Estratto fornito:
Nel primo tempo, la porta era sbagliata. Oddio, non che segnare sotto la Sud - un tempo, per appartenenza aziendale, la sua curva di riferimento, nonostante nel cuore covasse la passione biancoceleste - gli sarebbe dispiaciuto. Ma non c'è soddisfazione più grande che realizzare un gol al derby a un passo dai propri tifosi e ritrovarsi, in un attimo, inghiottito dal loro abbraccio. Dal primo al secondo colpo di testa, Alessio Romagnoli, ha aggiustato la mira: quasi imprendibile il primo tentativo, imprendibile il secondo. Quando era passato appena un minuto dal ritorno in campo dopo l'intervallo. E via sotto la Nord a baciare lo stemma sulla maglia. 

Illusione

Per Alessio Romagnoli il derby non è mai una partita come le altre. Da sempre. Da quando vestiva la maglia della Roma e vedeva la Lazio, la "sua" Lazio, alzare al cielo (e in faccia ai giallorossi) la coppa Italia. Era il 2013. Dovevano ancora arrivare le stagioni al Milan e il ritorno nella sua città, stavolta dalla parte giusta del Tevere. Da quando ne ha indossato la maglia, Alessio Romagnoli è stato della Lazio baluardo e leader. Il gol al derby lo libera dalla prigionia del sogno e lo consegna alla gloria perpetua vestita di biancoceleste. Una rete che sarebbe potuta andare molto oltre la posta in palio di giornata, la supremazia cittadina: con una vittoria, infatti, la Lazio sarebbe volata a +5 sulla Roma, eliminandola di fatto dalla corsa Champions, mantenendo invece intatte le proprie speranze. Il pareggio finale, invece, serve poco ai biancocelesti e quasi nulla ai giallorossi. Ma, se non altro, tiene in vita entrambe.

Lo slalom di Isaksen

Nel primo tempo, ci aveva provato, e tanto, Gustav Isaksen. Quando mancava una manciata di minuti al 45', la sua corsa si era infranta letteralmente su quell'armadio a tre ante che è Svilar. E il rumore è stato così fragoroso che ha bucato pure il tifo incrociato dell'Olimpico. Non poteva fermarsi prima. Non voleva. Non lo ha fatto nemmeno quando è entrato in ritardo su Kone, meritando un'ammonizione che lo costringerà a sostare un turno ai box. Inarrestabile. Una spina continua nel fianco sinistro della Roma. Quelle maglie giallorosse aggirate come pali da slalom: hop, hop, hop... sembravava Thoeni. E spuntava dappertutto, sulla fascia, in area, al tiro. Uno, due, ma in entrambi i casi i suoi tiri hanno incontrato le mani giganti di Svilar. In un primo tempo privo di picchi emotivi, oltre al colpo di testa di Romagnoli che testava l'istinto del solito Svilar, gli unici sussulti li ha regalati proprio Gustav Isaksen. "Dobbiamo restare concentrati - raccontava a metà partita Marusic -, lottare su ogni pallone, continuare a insistere, sperare di segnare".

[Righe di dati]
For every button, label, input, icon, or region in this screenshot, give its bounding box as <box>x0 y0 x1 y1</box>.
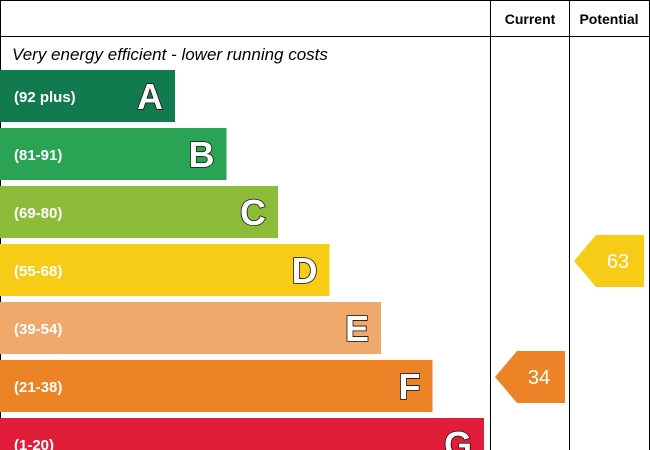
current-rating-value: 34 <box>528 367 550 389</box>
current-column-header: Current <box>505 11 556 27</box>
band-d-letter: D <box>292 250 318 291</box>
band-g-range: (1-20) <box>14 437 54 450</box>
band-b-bar <box>0 128 227 180</box>
band-d-bar <box>0 244 330 296</box>
potential-column-header: Potential <box>579 11 638 27</box>
rating-markers: 34 63 <box>495 235 644 403</box>
band-f-letter: F <box>399 366 421 407</box>
band-c-bar <box>0 186 278 238</box>
band-a-range: (92 plus) <box>14 89 76 106</box>
band-e-range: (39-54) <box>14 321 62 338</box>
band-g-bar <box>0 418 484 450</box>
band-e-bar <box>0 302 381 354</box>
potential-rating-value: 63 <box>607 251 629 273</box>
band-f-bar <box>0 360 433 412</box>
band-d-range: (55-68) <box>14 263 62 280</box>
band-c-range: (69-80) <box>14 205 62 222</box>
band-a-letter: A <box>137 76 163 117</box>
band-f-range: (21-38) <box>14 379 62 396</box>
band-e-letter: E <box>345 308 369 349</box>
band-g-letter: G <box>444 424 472 450</box>
band-b-letter: B <box>189 134 215 175</box>
band-c-letter: C <box>240 192 266 233</box>
current-rating-arrow <box>495 351 565 403</box>
band-a-bar <box>0 70 175 122</box>
potential-rating-arrow <box>574 235 644 287</box>
rating-bands: (92 plus) A (81-91) B (69-80) C (55-68) D (39-54… <box>0 70 484 450</box>
chart-caption: Very energy efficient - lower running co… <box>12 45 328 64</box>
band-b-range: (81-91) <box>14 147 62 164</box>
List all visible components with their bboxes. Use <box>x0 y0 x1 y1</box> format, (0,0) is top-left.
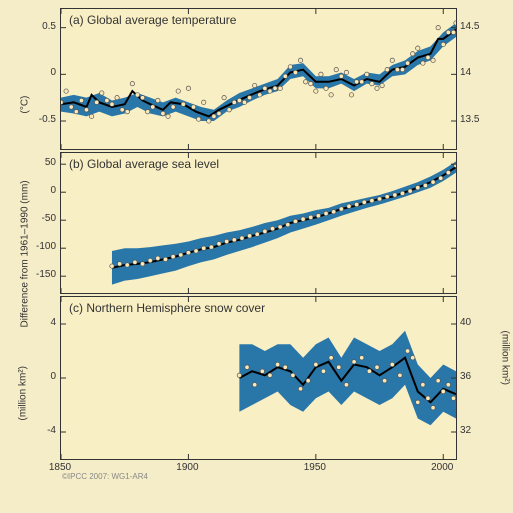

Sfide:
**1)** Elenca tutte le persone citate per nome nel testo sul derby.
**2)** Riassumi il testo sul derby in due frasi.
**3)** Scrivi il seguito del testo sul derby, a partire dalla citazione di Marusic.

Risposte attese:
**1)** Alessio Romagnoli, Gustav Isaksen, Svilar, Kone, Thoeni, Marusic

**2)** Alessio Romagnoli ha segnato di testa un minuto dopo il ritorno in campo nel secondo tempo, sotto la curva Nord, ma il pareggio finale serve poco alla Lazio e quasi nulla alla Roma, pur tenendo in vita entrambe. Nel primo tempo il più pericoloso è stato Gustav Isaksen, i cui tiri sono stati fermati da Svilar, e un'ammonizione per un intervento in ritardo su Kone lo costringerà a saltare un turno.

**3)**
Ora il Bodo

Il tempo di rientrare dalla sosta e Romagnoli regalava l'illusione di una vittoria da ricordare. Poi, mentre la Roma si riassestava e guadagnava campo, la luce di Isaksen cominciava ad affievolirsi. Probabilmente, cominciando a sentire nelle gambe le fatiche norvegesi. Peccato, il ragazzo voleva farsi un bel regalo, sabato compirà 24 anni, e voleva farle uno anche alla Lazio, un gol da tre punti. Del resto, ci era già riuscito a Bergamo, con l'Atalanta, risultando il match winner. E in precedenza, aveva sistemato il Napoli, un gol all'andata e uno al ritorno. Per non dire di quello realizzato al 98' al Viktoria Plzen, decisivo per la vittoria. Perché Isaksen segna solo gol pesantissimi, ha la capacità di farsi sempre trovare al posto giusto al momento giusto. Oggi, ha incontrato sulla sua strada le mani giganti di Svilar (e mica solo lui). Vorrà dire che si è tenuto per il Bodo. Del resto, ce n'è un gran bisogno.